Lines that include the string "mark" are the ones to copy from the entries below.

= = = = =

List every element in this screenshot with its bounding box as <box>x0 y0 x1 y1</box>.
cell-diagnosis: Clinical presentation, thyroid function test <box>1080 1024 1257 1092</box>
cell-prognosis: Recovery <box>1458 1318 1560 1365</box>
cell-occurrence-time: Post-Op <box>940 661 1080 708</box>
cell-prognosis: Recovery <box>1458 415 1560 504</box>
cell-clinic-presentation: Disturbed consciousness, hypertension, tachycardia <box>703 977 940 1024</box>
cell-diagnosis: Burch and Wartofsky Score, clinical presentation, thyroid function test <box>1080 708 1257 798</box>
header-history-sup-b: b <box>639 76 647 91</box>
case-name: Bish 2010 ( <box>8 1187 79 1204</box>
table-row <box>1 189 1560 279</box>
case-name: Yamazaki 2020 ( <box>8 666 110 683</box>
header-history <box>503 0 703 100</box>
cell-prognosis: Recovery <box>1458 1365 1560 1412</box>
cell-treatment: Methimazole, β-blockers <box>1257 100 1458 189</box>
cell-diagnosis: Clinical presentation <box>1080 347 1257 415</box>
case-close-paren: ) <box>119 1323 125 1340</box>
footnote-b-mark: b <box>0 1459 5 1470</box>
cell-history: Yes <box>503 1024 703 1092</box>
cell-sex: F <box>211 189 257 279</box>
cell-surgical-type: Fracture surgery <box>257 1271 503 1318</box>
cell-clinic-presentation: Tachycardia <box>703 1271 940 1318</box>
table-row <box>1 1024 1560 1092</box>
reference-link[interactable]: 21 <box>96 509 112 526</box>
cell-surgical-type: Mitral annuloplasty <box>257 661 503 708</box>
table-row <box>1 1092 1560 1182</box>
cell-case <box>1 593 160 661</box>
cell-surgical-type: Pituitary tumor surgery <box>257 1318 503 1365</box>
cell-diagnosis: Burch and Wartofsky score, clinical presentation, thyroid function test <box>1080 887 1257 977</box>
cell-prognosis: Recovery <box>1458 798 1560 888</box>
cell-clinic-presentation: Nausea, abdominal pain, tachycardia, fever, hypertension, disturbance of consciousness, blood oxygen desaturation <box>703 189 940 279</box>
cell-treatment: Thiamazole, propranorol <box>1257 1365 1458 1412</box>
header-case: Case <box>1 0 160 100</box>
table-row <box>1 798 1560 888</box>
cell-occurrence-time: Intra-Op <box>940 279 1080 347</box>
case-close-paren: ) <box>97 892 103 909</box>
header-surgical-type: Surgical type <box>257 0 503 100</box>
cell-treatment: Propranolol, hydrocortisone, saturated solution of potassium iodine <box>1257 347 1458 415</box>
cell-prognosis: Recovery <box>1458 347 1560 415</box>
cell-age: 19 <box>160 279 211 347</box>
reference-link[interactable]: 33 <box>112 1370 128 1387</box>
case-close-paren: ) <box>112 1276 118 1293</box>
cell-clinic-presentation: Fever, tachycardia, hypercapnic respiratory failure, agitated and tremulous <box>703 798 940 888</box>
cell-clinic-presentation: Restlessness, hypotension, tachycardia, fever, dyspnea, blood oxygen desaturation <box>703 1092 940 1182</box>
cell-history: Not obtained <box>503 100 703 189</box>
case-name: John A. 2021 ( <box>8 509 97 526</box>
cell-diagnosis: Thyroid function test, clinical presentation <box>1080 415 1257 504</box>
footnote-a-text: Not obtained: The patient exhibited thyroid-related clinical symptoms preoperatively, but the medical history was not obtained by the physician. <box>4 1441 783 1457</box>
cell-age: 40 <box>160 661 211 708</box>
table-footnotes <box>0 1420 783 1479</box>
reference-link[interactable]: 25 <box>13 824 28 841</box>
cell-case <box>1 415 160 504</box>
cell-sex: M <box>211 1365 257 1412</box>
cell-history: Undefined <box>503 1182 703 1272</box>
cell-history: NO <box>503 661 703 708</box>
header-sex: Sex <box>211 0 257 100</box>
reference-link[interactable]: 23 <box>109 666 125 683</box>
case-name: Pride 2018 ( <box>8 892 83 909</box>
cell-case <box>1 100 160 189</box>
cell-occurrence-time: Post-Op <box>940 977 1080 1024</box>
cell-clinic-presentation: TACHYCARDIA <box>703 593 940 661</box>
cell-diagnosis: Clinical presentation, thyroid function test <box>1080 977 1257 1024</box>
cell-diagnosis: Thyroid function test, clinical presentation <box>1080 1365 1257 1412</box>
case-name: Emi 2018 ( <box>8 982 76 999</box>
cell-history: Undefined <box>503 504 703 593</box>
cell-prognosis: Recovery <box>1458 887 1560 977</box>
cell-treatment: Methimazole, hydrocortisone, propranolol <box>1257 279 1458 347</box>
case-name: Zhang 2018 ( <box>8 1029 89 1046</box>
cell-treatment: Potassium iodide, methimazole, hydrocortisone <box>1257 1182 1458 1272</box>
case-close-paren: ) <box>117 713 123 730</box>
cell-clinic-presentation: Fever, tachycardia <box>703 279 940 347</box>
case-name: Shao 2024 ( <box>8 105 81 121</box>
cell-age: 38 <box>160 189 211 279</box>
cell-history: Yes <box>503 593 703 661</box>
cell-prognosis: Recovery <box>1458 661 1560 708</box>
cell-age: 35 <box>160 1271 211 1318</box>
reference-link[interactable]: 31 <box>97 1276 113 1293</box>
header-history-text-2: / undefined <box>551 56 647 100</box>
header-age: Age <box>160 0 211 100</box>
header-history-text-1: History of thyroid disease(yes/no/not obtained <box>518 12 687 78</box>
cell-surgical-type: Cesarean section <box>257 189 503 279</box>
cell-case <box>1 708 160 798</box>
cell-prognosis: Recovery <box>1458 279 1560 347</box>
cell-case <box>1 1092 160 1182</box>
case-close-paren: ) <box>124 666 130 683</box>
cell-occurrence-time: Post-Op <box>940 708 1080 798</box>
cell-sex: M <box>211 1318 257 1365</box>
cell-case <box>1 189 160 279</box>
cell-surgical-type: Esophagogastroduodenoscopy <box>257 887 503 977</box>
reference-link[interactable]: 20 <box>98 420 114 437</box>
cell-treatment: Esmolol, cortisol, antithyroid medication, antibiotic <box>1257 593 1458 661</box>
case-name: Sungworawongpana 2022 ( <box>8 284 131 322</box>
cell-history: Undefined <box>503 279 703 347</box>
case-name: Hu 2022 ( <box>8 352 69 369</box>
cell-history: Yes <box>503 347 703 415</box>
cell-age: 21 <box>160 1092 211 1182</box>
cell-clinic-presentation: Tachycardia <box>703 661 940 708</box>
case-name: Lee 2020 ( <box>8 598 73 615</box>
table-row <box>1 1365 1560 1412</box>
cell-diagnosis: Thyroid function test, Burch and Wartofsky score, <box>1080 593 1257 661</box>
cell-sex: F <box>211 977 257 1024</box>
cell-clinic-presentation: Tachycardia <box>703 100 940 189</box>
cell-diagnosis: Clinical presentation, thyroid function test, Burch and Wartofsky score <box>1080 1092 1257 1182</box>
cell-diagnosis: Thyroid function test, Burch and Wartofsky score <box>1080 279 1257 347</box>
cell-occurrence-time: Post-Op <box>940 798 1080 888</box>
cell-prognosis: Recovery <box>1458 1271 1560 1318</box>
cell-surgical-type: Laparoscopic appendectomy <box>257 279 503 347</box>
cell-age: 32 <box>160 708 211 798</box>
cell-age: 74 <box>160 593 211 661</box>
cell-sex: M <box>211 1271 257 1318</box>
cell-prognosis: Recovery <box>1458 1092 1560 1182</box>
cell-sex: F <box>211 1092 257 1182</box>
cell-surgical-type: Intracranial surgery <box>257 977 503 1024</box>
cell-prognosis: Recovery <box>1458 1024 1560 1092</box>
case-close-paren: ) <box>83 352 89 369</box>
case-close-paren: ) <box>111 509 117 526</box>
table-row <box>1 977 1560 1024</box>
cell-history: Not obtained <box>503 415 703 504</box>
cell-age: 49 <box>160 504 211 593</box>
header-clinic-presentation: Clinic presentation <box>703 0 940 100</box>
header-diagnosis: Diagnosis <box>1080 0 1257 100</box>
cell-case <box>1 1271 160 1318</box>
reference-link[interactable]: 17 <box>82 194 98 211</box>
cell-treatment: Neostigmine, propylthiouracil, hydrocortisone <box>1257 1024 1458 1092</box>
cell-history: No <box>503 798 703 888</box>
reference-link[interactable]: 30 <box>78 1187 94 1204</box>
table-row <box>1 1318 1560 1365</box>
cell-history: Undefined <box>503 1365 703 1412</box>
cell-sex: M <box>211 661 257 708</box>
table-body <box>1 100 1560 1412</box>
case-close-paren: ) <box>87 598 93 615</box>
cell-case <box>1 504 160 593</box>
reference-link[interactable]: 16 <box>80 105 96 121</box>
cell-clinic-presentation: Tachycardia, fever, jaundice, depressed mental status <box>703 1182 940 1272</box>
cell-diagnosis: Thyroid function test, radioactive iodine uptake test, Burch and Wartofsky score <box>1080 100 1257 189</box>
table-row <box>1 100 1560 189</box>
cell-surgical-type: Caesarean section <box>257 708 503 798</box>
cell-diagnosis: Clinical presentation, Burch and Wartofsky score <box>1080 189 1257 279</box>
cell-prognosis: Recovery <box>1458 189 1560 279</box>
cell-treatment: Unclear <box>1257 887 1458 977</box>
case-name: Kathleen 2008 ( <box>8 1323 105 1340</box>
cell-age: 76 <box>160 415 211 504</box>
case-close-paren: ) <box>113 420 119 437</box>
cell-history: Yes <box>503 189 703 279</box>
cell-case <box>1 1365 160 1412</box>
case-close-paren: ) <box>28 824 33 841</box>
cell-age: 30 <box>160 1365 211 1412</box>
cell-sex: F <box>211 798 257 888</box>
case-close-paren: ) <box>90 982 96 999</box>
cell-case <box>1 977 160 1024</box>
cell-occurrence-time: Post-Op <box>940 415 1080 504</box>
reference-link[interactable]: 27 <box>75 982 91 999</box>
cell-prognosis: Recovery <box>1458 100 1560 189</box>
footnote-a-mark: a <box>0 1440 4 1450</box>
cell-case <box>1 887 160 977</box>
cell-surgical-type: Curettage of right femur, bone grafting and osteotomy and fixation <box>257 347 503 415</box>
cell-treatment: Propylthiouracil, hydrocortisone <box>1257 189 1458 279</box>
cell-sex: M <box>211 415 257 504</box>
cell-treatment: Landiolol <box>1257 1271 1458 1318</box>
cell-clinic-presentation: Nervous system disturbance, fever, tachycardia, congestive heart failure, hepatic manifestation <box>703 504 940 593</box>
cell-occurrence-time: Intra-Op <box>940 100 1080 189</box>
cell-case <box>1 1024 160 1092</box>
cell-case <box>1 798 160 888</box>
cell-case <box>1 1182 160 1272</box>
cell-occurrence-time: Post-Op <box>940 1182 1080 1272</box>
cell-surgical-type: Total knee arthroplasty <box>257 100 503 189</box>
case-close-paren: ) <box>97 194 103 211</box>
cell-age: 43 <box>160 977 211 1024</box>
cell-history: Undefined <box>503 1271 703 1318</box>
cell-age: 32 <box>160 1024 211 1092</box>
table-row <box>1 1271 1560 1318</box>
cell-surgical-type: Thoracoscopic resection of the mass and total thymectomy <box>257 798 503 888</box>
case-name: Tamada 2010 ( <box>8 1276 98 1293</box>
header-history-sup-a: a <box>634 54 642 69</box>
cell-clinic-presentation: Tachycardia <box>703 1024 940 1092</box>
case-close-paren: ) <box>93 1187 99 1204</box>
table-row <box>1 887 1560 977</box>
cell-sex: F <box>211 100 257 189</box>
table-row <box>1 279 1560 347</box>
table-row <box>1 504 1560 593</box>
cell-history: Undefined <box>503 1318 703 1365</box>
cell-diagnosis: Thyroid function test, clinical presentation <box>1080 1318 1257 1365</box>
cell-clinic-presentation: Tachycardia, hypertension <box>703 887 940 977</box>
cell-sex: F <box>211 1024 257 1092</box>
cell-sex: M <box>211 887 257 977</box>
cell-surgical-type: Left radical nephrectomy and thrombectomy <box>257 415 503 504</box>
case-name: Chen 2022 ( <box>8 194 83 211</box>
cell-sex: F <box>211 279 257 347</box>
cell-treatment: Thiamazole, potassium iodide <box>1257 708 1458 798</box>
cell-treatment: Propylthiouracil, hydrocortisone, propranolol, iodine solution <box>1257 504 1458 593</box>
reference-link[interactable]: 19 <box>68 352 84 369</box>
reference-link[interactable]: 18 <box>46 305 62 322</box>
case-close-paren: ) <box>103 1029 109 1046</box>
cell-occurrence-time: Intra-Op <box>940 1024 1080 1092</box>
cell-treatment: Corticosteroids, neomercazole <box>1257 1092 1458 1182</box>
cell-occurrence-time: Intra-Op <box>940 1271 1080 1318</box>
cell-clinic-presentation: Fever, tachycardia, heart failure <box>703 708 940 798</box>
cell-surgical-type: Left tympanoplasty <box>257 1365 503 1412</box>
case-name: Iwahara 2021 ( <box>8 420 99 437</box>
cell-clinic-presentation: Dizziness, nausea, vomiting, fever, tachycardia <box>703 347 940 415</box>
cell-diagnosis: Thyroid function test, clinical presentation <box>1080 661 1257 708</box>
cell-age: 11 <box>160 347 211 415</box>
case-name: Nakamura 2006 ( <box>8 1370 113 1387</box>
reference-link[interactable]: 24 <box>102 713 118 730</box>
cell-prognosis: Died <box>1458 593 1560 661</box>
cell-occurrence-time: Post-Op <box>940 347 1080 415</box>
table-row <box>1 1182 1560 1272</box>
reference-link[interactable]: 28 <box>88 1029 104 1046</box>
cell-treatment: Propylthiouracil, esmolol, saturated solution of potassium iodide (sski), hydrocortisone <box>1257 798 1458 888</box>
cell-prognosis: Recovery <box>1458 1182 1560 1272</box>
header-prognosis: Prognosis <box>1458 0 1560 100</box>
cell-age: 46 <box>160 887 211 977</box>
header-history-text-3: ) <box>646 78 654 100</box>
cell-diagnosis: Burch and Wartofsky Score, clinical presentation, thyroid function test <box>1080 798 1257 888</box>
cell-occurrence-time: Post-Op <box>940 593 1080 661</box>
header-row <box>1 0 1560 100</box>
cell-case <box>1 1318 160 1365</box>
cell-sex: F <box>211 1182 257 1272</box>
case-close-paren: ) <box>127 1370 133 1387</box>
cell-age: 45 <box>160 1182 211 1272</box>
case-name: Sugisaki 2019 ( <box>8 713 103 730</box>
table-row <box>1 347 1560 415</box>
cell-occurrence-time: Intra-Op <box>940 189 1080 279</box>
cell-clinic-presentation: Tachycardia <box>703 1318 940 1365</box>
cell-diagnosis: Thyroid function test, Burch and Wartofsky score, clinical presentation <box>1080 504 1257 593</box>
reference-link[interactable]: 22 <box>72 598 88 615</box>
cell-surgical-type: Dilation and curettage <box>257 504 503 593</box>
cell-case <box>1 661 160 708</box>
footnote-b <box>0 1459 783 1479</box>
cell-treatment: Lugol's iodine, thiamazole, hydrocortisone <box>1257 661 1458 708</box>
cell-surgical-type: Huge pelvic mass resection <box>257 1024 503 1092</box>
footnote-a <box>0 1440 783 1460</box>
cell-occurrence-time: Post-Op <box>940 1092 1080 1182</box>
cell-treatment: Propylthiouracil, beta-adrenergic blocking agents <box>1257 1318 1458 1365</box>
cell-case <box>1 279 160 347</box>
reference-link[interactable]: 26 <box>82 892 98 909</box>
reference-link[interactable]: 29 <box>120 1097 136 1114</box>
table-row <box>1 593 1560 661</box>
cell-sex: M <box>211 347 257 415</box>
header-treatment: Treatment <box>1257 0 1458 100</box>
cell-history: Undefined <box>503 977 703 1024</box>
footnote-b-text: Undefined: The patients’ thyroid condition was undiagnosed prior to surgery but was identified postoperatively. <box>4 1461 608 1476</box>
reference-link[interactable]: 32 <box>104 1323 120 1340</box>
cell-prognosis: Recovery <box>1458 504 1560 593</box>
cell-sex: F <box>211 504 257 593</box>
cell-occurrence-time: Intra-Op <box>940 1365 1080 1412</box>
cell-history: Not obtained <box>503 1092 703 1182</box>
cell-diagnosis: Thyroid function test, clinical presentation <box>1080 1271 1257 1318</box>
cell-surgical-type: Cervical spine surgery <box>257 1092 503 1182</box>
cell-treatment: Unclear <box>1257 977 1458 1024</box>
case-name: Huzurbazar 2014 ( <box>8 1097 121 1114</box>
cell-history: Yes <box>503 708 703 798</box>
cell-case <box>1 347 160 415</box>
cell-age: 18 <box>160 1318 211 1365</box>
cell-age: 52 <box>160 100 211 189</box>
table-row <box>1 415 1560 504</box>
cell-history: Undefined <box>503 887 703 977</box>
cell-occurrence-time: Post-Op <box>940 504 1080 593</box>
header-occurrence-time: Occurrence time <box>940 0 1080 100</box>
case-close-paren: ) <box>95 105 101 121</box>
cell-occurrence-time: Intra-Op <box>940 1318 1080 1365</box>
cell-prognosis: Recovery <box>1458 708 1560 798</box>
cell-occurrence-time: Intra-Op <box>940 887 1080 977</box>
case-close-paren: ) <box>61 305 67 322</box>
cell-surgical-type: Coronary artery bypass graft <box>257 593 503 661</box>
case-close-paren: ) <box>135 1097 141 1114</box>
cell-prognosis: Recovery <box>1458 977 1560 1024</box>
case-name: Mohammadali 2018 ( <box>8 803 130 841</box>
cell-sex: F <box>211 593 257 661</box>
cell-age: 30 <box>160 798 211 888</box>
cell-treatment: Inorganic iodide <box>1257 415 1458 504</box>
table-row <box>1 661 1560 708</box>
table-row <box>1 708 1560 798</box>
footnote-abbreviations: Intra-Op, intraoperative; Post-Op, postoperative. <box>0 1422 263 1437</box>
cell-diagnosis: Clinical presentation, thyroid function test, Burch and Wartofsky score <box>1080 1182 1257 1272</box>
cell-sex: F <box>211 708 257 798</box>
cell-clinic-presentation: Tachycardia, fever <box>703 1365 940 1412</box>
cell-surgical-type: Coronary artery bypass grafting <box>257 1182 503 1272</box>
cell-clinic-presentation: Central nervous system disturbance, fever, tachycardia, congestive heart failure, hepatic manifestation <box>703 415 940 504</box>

= = = = =

Exercise answer:
footnote-b-mark: b <box>0 1459 5 1470</box>
footnote-a-mark: a <box>0 1440 4 1450</box>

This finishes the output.